SHORT TASK – Replace "y-tick-label" with "price-level-label" in the stretch from the line containing "- candle-body: [232, 187, 236, 193]" through the line containing "- candle-body: [284, 169, 288, 179]", and give back only those lines with everything else unchanged.

··· DATASET EXCERPTS

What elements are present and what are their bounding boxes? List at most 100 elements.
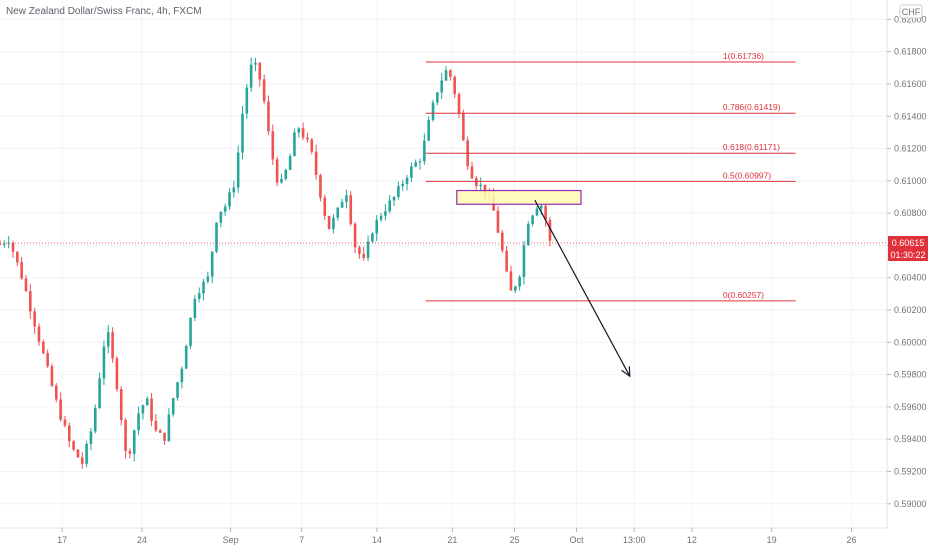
- candle-body: [232, 187, 236, 193]
- candle-body: [362, 253, 366, 258]
- candle-body: [431, 102, 435, 120]
- candle-body: [154, 420, 158, 431]
- fibonacci-retracement[interactable]: 1(0.61736) 0.786(0.61419) 0.618(0.61171) 0.…: [425, 51, 796, 302]
- candle-body: [397, 186, 400, 198]
- x-tick-label: Oct: [570, 535, 585, 545]
- candle-body: [535, 208, 539, 216]
- y-tick-label: 0.62000: [894, 14, 927, 24]
- candle-body: [42, 341, 45, 354]
- currency-badge-label: CHF: [902, 7, 921, 17]
- candle-body: [33, 311, 36, 327]
- fib-level-label: 0(0.60257): [723, 290, 764, 300]
- candle-body: [115, 358, 119, 390]
- candle-body: [63, 419, 67, 426]
- candle-body: [128, 450, 132, 454]
- candle-body: [137, 413, 140, 431]
- candle-body: [171, 397, 175, 415]
- candle-body: [223, 206, 227, 212]
- candle-body: [67, 425, 71, 442]
- candle-body: [436, 92, 439, 103]
- resistance-zone[interactable]: [456, 189, 582, 205]
- y-tick-label: 0.61600: [894, 79, 927, 89]
- candle-body: [24, 278, 28, 292]
- candle-body: [76, 449, 80, 458]
- candle-body: [349, 195, 353, 224]
- candle-body: [215, 222, 218, 252]
- time-axis[interactable]: 17 24 Sep 7 14 21 25 Oct 13:00 12 19 26: [57, 528, 857, 545]
- y-tick-label: 0.59600: [894, 402, 927, 412]
- y-tick-label: 0.59000: [894, 499, 927, 509]
- candle-body: [284, 169, 288, 179]
- candle-body: [0, 243, 2, 245]
- candle-body: [7, 242, 10, 244]
- candle-body: [206, 276, 210, 282]
- x-tick-label: Sep: [223, 535, 239, 545]
- candle-body: [513, 286, 517, 291]
- candle-body: [336, 207, 340, 218]
- x-tick-label: 21: [447, 535, 457, 545]
- candle-body: [228, 192, 231, 207]
- candle-body: [548, 219, 552, 241]
- candle-body: [410, 166, 413, 178]
- price-axis[interactable]: 0.62000 0.61800 0.61600 0.61400 0.61200 0.610…: [887, 14, 927, 509]
- candle-body: [197, 293, 201, 299]
- candle-body: [54, 385, 58, 400]
- candle-body: [427, 119, 430, 141]
- candle-body: [297, 128, 301, 133]
- candle-body: [358, 247, 361, 254]
- candle-body: [132, 430, 136, 454]
- x-tick-label: 14: [372, 535, 382, 545]
- y-tick-label: 0.61800: [894, 47, 927, 57]
- y-tick-label: 0.61000: [894, 176, 927, 186]
- currency-badge[interactable]: CHF: [899, 4, 923, 19]
- candle-body: [366, 241, 370, 258]
- projection-arrow[interactable]: [534, 199, 631, 378]
- candle-body: [401, 183, 405, 187]
- candle-body: [379, 215, 383, 220]
- last-price-badge: [888, 236, 928, 250]
- candle-body: [254, 62, 257, 65]
- candle-body: [496, 210, 500, 233]
- candle-body: [340, 201, 344, 208]
- candle-body: [98, 378, 101, 408]
- candle-body: [388, 200, 392, 212]
- candle-body: [440, 80, 443, 93]
- x-tick-label: 19: [767, 535, 777, 545]
- candle-body: [306, 137, 309, 140]
- candle-body: [245, 87, 249, 114]
- candle-body: [310, 139, 314, 152]
- candle-body: [327, 215, 331, 230]
- candle-body: [3, 243, 6, 245]
- candle-body: [392, 197, 396, 201]
- candle-body: [457, 94, 461, 114]
- candle-body: [531, 215, 534, 224]
- candle-body: [262, 79, 266, 102]
- candle-body: [210, 251, 214, 277]
- candle-body: [180, 368, 184, 383]
- candle-body: [319, 175, 322, 198]
- arrow-shaft: [534, 199, 631, 377]
- y-tick-label: 0.60000: [894, 337, 927, 347]
- candle-body: [323, 197, 327, 216]
- candle-body: [124, 420, 127, 451]
- candle-body: [483, 184, 487, 195]
- candle-body: [236, 152, 240, 188]
- candle-body: [470, 166, 474, 179]
- candle-body: [314, 151, 318, 176]
- candle-body: [522, 245, 526, 277]
- last-price-label: 0.60615 01:30:22: [888, 236, 928, 262]
- x-tick-label: 12: [687, 535, 697, 545]
- y-tick-label: 0.60400: [894, 273, 927, 283]
- candle-body: [444, 70, 448, 81]
- candle-body: [150, 398, 153, 421]
- currency-badge-frame: [899, 4, 923, 19]
- candle-body: [505, 250, 508, 272]
- candle-body: [163, 432, 166, 441]
- candle-body: [267, 101, 270, 132]
- candle-body: [176, 382, 179, 398]
- candle-body: [119, 389, 123, 421]
- candle-body: [59, 399, 62, 420]
- candle-body: [46, 353, 49, 367]
- candle-body: [50, 366, 54, 386]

······

FINISHED ANSWER –
- candle-body: [232, 187, 236, 193]
- candle-body: [362, 253, 366, 258]
- candle-body: [431, 102, 435, 120]
- candle-body: [154, 420, 158, 431]
- fibonacci-retracement[interactable]: 1(0.61736) 0.786(0.61419) 0.618(0.61171) 0.…: [425, 51, 796, 302]
- candle-body: [397, 186, 400, 198]
- x-tick-label: Oct: [570, 535, 585, 545]
- candle-body: [535, 208, 539, 216]
- price-level-label: 0.62000: [894, 14, 927, 24]
- candle-body: [42, 341, 45, 354]
- currency-badge-label: CHF: [902, 7, 921, 17]
- candle-body: [33, 311, 36, 327]
- fib-level-label: 0(0.60257): [723, 290, 764, 300]
- candle-body: [115, 358, 119, 390]
- candle-body: [63, 419, 67, 426]
- candle-body: [128, 450, 132, 454]
- candle-body: [137, 413, 140, 431]
- candle-body: [171, 397, 175, 415]
- candle-body: [223, 206, 227, 212]
- candle-body: [67, 425, 71, 442]
- candle-body: [436, 92, 439, 103]
- resistance-zone[interactable]: [456, 189, 582, 205]
- price-level-label: 0.61600: [894, 79, 927, 89]
- candle-body: [24, 278, 28, 292]
- candle-body: [76, 449, 80, 458]
- candle-body: [349, 195, 353, 224]
- candle-body: [215, 222, 218, 252]
- time-axis[interactable]: 17 24 Sep 7 14 21 25 Oct 13:00 12 19 26: [57, 528, 857, 545]
- price-level-label: 0.59600: [894, 402, 927, 412]
- price-level-label: 0.59000: [894, 499, 927, 509]
- candle-body: [284, 169, 288, 179]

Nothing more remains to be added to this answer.